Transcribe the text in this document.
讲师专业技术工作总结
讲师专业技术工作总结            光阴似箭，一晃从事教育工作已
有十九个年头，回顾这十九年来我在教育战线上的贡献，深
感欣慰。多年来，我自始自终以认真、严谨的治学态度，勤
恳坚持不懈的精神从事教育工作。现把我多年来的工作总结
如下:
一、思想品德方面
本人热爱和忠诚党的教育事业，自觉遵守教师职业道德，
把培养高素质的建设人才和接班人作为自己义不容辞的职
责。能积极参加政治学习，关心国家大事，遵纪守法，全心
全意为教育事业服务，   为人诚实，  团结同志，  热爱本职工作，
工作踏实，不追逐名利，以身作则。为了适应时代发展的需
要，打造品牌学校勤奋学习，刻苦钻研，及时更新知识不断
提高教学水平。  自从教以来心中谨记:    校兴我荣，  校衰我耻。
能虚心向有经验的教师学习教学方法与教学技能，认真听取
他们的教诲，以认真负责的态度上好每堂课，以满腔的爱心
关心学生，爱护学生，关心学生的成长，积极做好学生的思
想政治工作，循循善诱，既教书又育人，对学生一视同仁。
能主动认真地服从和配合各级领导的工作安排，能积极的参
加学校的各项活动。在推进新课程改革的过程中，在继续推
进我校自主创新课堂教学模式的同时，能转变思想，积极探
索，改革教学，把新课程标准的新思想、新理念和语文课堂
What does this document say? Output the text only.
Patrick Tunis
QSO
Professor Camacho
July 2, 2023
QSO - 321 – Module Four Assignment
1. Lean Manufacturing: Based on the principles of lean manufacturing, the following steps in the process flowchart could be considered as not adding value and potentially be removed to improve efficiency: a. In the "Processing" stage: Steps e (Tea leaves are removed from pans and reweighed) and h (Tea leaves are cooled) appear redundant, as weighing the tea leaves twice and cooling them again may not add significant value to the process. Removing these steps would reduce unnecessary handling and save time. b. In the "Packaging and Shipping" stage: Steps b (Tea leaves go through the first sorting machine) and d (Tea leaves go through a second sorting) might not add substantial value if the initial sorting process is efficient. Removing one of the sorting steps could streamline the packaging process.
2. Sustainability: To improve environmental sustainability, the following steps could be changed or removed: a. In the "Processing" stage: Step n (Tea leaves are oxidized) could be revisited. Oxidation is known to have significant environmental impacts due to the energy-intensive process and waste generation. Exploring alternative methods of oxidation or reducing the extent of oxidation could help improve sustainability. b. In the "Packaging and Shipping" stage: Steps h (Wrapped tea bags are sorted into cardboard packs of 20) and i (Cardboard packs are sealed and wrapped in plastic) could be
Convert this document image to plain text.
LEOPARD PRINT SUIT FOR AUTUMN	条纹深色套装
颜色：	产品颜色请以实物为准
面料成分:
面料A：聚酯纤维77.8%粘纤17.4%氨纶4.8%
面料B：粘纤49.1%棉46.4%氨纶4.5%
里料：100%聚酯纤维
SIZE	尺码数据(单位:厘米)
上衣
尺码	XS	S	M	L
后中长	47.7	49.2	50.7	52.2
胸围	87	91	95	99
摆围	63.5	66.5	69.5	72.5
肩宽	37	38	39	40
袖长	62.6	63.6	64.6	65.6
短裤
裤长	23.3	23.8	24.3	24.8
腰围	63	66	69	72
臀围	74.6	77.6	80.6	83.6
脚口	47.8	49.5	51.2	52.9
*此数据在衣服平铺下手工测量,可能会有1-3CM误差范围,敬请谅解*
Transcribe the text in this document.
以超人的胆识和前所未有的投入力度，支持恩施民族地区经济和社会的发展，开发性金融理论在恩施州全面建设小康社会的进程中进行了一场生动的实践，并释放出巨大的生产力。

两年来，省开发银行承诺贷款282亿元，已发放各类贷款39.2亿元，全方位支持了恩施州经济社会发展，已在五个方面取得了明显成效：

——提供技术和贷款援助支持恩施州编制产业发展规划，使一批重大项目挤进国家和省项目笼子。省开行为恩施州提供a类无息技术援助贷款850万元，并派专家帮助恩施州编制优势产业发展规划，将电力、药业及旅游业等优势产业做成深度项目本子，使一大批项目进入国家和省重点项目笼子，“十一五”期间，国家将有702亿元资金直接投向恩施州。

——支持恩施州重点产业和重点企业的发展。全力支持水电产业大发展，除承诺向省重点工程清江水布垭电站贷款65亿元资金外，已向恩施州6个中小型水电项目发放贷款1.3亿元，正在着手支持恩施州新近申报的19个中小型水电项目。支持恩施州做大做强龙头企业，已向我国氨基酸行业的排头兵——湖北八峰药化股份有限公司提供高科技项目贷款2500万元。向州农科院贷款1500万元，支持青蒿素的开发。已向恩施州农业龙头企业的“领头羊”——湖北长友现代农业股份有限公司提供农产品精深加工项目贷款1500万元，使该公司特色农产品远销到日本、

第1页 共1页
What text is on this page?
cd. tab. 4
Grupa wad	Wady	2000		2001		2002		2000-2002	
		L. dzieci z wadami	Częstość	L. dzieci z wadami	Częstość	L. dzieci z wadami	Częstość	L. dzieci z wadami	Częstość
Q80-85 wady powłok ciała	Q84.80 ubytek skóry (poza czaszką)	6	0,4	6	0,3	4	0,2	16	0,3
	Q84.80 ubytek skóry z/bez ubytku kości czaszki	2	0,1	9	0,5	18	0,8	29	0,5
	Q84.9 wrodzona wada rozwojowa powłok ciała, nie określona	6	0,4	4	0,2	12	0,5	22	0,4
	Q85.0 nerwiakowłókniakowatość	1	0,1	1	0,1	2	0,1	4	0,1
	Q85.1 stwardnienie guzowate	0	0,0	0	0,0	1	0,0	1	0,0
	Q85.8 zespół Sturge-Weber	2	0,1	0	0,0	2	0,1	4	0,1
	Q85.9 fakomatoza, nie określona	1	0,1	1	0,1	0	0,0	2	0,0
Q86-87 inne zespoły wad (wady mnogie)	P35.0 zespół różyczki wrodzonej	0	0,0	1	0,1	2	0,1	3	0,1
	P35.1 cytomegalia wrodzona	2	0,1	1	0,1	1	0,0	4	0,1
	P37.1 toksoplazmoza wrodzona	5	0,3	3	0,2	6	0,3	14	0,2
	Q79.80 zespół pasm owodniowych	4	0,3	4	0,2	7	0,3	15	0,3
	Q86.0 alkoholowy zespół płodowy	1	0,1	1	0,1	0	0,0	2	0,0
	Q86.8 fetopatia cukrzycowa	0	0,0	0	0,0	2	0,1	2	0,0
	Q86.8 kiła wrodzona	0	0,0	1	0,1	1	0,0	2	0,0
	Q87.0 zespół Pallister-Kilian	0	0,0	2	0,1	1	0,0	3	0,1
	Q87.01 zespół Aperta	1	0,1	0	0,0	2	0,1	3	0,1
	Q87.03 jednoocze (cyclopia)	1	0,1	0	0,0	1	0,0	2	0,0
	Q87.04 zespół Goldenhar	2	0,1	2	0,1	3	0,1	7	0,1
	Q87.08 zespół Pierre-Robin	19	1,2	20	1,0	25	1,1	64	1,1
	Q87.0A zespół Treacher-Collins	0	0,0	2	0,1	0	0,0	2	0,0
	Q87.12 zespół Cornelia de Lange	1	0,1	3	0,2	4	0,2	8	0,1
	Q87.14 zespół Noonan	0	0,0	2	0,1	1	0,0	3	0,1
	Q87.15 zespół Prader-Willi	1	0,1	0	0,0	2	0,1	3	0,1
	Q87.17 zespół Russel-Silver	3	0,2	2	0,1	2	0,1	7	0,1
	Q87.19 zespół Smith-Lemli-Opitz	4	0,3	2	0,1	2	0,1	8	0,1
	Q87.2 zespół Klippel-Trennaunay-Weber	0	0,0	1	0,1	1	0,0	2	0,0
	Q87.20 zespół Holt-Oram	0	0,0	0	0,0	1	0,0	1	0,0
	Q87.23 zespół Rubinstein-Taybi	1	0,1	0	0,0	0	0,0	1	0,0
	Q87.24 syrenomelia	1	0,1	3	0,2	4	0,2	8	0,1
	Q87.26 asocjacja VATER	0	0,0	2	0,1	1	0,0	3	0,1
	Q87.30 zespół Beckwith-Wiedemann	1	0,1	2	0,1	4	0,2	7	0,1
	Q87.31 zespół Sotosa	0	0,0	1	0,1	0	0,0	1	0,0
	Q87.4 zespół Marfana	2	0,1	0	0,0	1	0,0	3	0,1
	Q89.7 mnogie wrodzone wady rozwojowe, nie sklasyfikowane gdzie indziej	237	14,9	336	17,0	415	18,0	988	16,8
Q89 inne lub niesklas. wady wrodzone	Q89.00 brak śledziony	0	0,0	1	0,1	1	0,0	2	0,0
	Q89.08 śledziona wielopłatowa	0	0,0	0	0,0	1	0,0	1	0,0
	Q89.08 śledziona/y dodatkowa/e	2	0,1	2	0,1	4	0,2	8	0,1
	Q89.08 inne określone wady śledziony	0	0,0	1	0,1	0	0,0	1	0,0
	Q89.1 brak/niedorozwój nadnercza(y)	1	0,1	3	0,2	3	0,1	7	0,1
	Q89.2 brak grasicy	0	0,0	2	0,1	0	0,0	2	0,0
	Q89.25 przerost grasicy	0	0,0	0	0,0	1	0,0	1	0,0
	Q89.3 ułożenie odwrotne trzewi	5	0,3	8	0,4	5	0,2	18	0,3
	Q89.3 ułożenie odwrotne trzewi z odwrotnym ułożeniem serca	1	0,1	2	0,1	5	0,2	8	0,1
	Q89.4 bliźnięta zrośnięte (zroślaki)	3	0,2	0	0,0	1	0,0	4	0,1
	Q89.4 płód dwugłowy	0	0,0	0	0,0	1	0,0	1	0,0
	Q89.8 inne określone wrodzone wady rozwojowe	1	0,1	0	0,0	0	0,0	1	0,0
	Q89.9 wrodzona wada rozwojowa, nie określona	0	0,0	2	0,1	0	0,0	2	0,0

######

Find how many lines include the string "brak" and report that number alone.

3